## What you are asked to do
Look through the listing and locate every line containing the word "Files"; copy those lines.

## Provided data

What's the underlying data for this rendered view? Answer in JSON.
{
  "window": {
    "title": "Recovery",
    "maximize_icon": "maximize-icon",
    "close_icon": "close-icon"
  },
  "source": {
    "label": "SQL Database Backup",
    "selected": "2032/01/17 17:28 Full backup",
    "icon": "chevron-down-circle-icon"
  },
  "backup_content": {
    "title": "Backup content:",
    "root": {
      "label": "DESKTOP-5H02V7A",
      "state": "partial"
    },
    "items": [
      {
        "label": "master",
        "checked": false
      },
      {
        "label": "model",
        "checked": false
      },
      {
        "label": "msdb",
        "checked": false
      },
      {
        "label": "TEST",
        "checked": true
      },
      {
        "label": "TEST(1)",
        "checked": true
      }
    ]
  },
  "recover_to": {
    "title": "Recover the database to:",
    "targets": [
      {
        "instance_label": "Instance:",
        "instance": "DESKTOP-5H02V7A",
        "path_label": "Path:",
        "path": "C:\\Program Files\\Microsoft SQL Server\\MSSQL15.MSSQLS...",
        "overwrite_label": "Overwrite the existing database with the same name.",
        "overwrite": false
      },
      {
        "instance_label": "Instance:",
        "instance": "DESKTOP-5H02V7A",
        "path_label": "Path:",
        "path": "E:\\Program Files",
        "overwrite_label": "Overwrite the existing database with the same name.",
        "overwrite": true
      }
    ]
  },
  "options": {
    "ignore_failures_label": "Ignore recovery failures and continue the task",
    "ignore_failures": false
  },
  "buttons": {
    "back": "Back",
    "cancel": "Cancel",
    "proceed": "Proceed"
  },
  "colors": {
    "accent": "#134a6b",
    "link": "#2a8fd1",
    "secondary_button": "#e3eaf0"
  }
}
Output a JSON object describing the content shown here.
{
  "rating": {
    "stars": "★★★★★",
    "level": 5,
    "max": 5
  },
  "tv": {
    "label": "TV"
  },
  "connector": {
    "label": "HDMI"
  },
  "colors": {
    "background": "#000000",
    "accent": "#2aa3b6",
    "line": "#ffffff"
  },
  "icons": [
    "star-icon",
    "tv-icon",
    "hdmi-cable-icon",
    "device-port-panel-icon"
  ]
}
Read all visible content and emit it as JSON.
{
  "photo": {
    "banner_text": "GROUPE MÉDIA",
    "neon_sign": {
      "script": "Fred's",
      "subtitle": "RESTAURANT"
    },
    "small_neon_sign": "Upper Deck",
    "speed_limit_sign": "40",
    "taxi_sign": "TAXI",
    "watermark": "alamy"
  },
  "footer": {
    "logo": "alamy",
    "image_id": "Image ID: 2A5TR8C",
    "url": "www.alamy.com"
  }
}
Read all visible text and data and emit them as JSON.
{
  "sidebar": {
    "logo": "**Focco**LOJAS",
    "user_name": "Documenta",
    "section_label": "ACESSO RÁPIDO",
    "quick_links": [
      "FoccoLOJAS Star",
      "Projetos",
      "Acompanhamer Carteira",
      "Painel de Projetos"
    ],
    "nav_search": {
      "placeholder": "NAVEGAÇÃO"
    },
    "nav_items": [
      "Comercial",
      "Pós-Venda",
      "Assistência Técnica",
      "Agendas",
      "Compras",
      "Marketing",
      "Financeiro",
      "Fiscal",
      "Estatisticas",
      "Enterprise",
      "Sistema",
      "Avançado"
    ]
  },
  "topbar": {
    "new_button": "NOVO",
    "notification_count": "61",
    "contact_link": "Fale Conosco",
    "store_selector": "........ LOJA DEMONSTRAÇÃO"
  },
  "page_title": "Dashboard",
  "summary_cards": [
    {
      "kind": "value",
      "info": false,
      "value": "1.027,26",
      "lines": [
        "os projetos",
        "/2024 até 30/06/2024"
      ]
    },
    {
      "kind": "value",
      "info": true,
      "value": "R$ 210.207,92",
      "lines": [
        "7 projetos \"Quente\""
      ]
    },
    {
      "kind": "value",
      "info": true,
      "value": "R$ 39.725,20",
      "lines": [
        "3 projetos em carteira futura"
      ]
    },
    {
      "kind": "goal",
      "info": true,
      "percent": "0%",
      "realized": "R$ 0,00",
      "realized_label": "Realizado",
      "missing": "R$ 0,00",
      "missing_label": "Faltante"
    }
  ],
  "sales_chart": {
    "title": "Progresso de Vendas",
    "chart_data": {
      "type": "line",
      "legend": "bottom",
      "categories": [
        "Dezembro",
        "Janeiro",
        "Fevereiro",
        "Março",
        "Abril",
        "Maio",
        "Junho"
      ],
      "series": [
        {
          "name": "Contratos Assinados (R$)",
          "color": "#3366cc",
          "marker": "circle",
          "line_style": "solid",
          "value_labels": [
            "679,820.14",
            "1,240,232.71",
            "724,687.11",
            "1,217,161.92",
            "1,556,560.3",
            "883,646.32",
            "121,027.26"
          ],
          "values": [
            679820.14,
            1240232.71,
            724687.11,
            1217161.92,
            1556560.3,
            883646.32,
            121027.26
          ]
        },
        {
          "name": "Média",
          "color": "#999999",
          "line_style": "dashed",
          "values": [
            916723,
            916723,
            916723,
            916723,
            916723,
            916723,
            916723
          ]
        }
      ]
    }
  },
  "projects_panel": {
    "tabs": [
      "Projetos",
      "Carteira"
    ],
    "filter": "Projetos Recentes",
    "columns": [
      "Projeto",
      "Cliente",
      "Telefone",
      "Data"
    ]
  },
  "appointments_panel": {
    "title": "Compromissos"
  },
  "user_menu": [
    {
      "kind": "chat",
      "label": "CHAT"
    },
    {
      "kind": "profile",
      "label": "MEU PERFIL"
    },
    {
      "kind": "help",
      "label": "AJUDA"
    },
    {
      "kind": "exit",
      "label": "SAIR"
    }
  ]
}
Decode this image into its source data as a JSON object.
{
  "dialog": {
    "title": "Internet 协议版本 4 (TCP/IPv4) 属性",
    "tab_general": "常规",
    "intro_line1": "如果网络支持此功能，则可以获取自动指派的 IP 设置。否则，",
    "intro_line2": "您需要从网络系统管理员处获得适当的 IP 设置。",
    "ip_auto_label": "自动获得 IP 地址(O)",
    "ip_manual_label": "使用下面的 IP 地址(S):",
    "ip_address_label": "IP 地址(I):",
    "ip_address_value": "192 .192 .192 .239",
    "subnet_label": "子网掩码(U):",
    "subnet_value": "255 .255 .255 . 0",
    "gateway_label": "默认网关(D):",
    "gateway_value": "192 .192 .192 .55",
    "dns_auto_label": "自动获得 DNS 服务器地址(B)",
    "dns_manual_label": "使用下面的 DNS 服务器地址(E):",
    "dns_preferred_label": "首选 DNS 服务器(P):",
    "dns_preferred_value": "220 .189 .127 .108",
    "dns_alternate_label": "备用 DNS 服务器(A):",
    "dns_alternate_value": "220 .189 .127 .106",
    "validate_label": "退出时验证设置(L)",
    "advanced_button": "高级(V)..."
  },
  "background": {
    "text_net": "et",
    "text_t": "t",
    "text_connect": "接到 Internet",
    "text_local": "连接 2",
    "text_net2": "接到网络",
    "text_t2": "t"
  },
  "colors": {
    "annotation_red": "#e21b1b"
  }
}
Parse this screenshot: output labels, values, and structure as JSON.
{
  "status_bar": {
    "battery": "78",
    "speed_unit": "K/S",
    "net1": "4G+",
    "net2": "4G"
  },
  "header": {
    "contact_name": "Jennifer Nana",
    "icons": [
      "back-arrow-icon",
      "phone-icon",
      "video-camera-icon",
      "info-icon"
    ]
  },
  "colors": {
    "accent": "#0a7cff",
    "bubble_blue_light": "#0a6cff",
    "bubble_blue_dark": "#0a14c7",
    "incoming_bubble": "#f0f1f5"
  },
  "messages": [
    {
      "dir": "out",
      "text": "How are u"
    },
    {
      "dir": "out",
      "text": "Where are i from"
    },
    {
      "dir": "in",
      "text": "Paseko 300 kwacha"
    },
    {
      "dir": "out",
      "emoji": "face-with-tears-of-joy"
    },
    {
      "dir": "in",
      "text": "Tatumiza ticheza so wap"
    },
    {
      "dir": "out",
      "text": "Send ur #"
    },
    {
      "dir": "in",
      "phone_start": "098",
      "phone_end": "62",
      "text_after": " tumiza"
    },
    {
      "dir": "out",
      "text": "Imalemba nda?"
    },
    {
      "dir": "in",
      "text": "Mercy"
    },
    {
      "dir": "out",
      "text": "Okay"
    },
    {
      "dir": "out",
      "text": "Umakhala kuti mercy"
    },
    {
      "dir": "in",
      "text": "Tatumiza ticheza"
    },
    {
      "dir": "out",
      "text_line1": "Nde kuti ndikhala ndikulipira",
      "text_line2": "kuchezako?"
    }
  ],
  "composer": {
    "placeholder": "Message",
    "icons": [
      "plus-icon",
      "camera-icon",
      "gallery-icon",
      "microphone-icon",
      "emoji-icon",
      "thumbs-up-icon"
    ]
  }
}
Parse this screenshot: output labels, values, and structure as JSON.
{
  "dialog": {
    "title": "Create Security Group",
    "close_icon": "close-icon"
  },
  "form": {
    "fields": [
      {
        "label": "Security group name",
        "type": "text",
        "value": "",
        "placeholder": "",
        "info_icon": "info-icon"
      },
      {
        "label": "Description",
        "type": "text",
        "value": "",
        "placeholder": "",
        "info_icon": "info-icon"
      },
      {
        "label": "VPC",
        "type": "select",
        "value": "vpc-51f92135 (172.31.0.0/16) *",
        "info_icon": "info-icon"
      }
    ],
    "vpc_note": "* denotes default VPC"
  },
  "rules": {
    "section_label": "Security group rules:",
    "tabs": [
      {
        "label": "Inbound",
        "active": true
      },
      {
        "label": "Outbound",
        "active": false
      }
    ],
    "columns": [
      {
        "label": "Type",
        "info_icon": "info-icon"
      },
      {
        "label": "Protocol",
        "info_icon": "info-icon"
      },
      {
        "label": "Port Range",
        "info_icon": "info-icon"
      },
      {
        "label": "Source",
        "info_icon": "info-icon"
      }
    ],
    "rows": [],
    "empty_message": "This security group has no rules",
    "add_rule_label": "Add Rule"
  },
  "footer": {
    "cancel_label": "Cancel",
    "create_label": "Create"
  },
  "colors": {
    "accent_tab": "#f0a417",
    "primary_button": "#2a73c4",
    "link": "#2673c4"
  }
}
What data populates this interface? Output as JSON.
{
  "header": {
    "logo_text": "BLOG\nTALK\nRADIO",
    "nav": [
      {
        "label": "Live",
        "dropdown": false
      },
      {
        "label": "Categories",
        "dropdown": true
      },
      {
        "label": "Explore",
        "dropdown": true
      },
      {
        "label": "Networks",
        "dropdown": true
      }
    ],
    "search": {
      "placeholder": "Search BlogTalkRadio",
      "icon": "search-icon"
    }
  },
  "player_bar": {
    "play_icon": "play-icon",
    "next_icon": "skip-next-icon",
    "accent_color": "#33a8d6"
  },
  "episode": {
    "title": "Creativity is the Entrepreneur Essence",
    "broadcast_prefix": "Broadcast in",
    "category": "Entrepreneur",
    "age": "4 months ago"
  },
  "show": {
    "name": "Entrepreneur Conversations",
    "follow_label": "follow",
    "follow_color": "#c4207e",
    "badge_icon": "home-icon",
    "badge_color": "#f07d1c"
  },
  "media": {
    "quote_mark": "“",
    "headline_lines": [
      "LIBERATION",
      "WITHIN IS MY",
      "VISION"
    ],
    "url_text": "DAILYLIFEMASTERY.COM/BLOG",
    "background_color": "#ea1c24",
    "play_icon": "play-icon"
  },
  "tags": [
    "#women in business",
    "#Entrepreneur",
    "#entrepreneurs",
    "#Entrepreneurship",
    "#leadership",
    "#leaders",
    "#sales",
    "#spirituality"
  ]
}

## Finished exercise
        "path": "C:\\Program Files\\Microsoft SQL Server\\MSSQL15.MSSQLS...",
        "path": "E:\\Program Files",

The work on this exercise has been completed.